-- Start of INPUT MATERIAL --

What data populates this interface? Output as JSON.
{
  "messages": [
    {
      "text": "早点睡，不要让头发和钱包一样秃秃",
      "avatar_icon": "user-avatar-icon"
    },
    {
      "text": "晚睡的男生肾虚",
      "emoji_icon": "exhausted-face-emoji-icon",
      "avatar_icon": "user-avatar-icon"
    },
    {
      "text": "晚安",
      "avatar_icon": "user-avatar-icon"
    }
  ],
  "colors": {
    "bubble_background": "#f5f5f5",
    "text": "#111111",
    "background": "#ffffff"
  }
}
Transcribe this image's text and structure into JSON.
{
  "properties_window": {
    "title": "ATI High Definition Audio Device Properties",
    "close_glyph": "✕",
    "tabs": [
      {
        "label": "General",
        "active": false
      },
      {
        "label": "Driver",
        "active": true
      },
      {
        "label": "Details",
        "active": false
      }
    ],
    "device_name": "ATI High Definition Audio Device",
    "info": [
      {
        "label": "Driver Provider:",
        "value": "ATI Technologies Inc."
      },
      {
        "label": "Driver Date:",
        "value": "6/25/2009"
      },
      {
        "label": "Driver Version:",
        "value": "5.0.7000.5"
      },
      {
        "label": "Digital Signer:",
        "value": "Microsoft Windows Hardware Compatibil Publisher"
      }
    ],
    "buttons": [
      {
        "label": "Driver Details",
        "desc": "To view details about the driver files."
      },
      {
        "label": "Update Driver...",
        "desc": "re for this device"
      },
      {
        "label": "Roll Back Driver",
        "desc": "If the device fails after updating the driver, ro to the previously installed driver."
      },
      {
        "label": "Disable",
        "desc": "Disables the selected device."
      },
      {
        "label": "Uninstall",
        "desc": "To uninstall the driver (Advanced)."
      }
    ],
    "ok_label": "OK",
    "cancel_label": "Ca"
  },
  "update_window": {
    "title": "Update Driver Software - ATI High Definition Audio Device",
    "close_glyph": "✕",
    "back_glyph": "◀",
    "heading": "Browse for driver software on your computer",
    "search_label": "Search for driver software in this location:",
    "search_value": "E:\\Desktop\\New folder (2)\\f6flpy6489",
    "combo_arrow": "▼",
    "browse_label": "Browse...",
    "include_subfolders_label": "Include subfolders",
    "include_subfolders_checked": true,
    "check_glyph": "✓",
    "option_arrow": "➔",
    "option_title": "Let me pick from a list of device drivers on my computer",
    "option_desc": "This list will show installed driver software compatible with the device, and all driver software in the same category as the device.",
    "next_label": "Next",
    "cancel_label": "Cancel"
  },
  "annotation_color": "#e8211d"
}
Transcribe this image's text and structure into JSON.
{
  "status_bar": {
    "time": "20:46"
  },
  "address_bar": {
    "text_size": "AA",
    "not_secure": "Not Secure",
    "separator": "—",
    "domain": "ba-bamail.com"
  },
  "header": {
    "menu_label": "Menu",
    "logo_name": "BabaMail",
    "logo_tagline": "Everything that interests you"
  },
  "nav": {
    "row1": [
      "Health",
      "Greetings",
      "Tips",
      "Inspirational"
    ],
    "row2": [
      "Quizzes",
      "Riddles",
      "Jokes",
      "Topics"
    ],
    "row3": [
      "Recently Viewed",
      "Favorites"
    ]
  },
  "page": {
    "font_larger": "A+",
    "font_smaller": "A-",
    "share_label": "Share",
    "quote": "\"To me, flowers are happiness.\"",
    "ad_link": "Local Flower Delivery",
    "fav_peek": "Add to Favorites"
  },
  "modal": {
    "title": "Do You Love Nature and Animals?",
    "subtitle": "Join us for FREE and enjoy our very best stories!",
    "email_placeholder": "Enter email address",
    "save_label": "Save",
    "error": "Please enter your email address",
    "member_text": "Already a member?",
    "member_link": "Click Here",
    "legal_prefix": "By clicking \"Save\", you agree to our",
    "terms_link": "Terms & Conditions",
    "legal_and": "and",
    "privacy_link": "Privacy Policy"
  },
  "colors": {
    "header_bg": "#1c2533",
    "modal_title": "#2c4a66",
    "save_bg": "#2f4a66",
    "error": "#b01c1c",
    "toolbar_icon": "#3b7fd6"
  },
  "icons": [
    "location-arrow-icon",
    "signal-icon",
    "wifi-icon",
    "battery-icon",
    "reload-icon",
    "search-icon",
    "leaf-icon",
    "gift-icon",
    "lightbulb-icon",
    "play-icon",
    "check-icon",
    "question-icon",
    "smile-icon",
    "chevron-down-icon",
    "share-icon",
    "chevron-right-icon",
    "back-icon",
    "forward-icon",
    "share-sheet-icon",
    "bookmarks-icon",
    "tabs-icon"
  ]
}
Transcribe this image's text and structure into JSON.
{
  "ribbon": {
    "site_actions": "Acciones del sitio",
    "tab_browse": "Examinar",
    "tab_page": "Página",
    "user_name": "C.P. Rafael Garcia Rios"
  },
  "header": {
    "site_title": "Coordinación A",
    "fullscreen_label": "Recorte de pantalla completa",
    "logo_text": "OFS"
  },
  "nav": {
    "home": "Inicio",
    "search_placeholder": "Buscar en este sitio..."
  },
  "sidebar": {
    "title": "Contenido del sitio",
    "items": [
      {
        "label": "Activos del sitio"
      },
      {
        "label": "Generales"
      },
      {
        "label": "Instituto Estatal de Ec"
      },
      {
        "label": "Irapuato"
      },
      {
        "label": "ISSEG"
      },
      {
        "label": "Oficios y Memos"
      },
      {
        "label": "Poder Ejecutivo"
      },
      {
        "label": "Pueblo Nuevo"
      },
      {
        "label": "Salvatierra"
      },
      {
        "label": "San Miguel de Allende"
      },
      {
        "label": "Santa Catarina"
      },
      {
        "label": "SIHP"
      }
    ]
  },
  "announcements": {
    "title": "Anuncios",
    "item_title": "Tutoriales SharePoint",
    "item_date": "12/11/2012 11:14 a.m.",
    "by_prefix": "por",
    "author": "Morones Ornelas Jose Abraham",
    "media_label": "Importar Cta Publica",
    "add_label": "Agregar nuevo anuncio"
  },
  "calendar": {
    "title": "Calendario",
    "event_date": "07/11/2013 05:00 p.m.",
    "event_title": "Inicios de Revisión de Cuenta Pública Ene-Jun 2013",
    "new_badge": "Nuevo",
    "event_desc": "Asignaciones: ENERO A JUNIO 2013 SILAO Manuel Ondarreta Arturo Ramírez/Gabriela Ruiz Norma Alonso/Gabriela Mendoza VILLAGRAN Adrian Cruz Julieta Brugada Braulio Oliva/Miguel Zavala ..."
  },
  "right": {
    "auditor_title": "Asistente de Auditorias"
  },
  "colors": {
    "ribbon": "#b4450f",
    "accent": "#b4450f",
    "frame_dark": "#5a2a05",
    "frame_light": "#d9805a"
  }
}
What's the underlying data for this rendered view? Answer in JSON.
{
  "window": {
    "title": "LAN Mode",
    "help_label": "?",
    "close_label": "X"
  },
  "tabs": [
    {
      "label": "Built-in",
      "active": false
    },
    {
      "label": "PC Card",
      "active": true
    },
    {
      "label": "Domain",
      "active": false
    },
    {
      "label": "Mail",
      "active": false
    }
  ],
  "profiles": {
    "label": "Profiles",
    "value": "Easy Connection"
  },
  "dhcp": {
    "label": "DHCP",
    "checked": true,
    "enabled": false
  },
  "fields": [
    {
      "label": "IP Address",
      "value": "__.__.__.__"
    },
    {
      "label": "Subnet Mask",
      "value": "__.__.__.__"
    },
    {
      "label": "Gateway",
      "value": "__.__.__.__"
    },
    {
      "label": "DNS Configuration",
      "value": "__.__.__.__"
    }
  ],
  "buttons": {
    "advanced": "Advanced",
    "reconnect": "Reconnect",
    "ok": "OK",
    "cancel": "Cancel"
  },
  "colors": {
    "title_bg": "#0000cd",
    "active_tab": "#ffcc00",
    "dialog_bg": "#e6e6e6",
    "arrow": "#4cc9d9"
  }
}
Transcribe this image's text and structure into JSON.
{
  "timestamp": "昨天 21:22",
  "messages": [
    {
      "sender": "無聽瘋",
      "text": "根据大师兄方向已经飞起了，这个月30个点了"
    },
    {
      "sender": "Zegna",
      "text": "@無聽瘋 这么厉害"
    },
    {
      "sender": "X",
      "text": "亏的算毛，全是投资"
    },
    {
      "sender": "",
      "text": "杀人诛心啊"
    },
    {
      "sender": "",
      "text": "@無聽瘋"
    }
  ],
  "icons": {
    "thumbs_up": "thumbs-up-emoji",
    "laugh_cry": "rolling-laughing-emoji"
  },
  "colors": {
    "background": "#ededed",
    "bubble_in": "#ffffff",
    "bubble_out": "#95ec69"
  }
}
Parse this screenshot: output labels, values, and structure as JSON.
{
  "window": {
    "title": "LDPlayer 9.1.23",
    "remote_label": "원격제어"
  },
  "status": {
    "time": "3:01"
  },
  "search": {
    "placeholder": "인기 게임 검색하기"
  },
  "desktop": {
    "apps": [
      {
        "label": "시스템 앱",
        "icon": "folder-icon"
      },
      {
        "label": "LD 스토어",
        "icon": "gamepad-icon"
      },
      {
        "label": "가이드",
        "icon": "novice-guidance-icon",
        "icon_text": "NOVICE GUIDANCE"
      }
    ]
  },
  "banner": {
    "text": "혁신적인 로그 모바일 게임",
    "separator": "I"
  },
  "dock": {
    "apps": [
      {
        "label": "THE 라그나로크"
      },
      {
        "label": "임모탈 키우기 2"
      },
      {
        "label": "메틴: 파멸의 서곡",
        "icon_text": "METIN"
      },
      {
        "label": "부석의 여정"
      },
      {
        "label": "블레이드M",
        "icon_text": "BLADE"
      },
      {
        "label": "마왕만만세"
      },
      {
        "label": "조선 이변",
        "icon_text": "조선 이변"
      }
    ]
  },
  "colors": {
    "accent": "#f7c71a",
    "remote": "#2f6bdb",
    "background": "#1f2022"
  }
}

-- End of INPUT MATERIAL --

_DIRECTIONS_
For each line in the data above that contains the string "true", extract the line.

_TASK RESPONSE_
        "active": true
    "include_subfolders_checked": true,
      "active": true
    "checked": true,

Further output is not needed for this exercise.